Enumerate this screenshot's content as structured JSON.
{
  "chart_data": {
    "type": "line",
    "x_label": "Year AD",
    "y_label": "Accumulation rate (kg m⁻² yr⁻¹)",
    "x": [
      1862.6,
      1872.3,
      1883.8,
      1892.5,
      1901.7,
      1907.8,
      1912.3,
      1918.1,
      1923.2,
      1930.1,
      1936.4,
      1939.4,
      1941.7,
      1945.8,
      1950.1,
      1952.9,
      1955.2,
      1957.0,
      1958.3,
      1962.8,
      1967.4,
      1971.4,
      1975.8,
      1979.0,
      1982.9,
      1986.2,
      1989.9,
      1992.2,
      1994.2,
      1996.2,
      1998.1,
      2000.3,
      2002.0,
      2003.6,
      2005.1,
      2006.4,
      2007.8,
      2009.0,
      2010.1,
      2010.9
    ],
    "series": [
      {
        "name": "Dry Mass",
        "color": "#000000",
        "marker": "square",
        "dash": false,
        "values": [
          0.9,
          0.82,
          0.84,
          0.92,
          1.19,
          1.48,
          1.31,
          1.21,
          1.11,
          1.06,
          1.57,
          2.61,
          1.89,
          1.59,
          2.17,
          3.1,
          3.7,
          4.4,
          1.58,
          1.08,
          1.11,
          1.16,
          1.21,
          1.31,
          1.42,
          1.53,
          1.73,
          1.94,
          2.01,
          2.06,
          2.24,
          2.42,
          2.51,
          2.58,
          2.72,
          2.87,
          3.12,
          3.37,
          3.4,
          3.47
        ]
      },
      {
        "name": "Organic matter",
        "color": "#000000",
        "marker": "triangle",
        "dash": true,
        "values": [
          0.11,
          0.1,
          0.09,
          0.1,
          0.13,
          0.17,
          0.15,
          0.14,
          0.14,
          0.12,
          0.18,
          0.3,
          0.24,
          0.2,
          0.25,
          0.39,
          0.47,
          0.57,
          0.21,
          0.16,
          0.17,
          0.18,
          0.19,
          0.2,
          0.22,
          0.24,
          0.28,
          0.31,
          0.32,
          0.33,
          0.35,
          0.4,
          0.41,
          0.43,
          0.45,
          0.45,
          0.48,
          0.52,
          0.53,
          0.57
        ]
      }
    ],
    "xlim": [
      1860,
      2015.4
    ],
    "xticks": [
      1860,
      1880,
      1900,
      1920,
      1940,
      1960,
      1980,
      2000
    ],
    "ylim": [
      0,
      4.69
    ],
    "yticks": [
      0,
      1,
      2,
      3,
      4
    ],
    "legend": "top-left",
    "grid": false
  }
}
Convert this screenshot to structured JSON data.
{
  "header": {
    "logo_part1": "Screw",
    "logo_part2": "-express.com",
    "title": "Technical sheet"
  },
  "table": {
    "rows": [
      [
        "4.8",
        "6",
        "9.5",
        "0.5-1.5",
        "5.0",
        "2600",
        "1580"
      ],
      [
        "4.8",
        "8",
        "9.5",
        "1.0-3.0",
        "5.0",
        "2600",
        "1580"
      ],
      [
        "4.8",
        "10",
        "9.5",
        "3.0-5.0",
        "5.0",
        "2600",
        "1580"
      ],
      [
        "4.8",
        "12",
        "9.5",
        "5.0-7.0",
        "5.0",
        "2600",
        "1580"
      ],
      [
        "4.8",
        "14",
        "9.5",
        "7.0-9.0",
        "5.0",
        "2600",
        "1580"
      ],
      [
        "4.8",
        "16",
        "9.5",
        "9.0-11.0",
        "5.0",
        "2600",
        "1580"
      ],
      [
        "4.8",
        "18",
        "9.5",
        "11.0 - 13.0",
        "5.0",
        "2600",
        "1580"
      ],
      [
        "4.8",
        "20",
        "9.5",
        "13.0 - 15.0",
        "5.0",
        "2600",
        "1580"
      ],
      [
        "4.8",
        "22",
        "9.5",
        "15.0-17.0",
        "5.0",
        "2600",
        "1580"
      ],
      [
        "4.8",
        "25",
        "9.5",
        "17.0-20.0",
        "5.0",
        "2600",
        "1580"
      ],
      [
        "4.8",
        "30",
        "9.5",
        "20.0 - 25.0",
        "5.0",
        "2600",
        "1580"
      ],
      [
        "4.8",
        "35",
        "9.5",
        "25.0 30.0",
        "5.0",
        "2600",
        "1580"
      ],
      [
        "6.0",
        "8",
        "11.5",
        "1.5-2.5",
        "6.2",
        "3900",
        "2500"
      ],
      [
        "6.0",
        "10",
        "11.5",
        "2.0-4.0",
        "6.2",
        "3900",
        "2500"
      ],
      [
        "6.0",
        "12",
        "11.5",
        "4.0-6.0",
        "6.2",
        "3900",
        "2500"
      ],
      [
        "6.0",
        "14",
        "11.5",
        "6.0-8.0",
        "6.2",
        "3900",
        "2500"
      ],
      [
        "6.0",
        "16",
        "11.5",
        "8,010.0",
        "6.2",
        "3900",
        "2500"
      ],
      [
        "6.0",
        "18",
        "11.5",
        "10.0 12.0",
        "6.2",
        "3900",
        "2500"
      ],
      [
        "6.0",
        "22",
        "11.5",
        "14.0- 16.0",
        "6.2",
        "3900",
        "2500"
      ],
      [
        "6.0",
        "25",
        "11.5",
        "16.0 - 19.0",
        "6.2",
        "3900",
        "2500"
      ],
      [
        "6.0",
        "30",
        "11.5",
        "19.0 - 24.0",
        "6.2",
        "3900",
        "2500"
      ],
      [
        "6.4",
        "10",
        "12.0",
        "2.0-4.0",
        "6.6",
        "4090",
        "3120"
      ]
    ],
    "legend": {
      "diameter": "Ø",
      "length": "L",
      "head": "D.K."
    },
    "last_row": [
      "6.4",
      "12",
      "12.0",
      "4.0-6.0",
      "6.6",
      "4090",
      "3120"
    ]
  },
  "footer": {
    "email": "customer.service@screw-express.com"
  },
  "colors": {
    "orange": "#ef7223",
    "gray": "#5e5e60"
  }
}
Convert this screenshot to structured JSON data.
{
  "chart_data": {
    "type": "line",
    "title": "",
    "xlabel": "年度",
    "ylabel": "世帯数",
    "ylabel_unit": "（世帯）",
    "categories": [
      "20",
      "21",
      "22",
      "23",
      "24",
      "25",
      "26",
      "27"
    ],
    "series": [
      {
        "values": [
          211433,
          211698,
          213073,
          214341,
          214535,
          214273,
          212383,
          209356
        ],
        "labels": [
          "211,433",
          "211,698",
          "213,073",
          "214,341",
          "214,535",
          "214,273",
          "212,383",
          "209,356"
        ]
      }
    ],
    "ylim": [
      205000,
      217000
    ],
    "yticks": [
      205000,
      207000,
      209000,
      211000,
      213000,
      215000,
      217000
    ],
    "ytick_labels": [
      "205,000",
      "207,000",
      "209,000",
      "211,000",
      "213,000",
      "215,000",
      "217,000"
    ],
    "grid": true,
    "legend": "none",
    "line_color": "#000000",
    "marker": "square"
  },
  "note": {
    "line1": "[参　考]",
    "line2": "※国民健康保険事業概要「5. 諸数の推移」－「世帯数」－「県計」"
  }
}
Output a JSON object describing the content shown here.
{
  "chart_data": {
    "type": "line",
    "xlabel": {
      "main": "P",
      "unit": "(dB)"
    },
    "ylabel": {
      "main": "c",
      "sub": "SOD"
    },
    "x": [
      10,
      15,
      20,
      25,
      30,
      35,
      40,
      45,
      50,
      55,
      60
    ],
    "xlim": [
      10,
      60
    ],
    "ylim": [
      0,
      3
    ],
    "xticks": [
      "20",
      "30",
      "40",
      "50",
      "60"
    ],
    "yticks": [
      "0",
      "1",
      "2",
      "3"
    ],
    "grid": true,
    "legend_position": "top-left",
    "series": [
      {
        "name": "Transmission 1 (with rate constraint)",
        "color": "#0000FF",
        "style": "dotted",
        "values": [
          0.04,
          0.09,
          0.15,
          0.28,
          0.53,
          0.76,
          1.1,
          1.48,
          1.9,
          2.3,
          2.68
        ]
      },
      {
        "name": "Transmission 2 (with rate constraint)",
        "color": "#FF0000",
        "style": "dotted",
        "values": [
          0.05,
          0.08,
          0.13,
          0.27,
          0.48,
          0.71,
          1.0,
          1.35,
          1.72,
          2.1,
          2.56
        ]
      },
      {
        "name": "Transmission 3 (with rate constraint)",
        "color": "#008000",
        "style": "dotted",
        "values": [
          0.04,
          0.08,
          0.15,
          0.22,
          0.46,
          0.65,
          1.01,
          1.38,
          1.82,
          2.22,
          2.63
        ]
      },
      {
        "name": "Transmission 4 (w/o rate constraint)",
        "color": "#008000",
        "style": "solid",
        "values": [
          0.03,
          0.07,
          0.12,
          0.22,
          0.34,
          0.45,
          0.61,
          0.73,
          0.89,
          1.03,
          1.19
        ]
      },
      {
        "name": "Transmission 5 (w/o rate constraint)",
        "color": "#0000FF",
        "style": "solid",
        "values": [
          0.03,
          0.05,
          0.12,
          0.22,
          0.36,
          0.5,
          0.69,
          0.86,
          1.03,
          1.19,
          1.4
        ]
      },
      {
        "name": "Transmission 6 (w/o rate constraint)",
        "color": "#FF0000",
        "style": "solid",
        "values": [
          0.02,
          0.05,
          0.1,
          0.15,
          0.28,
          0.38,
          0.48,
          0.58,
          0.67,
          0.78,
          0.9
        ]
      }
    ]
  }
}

#### Exercise aim
Gather every line containing the word "content" and copy it.

#### Written solution
Enumerate this screenshot's content as structured JSON.
Output a JSON object describing the content shown here.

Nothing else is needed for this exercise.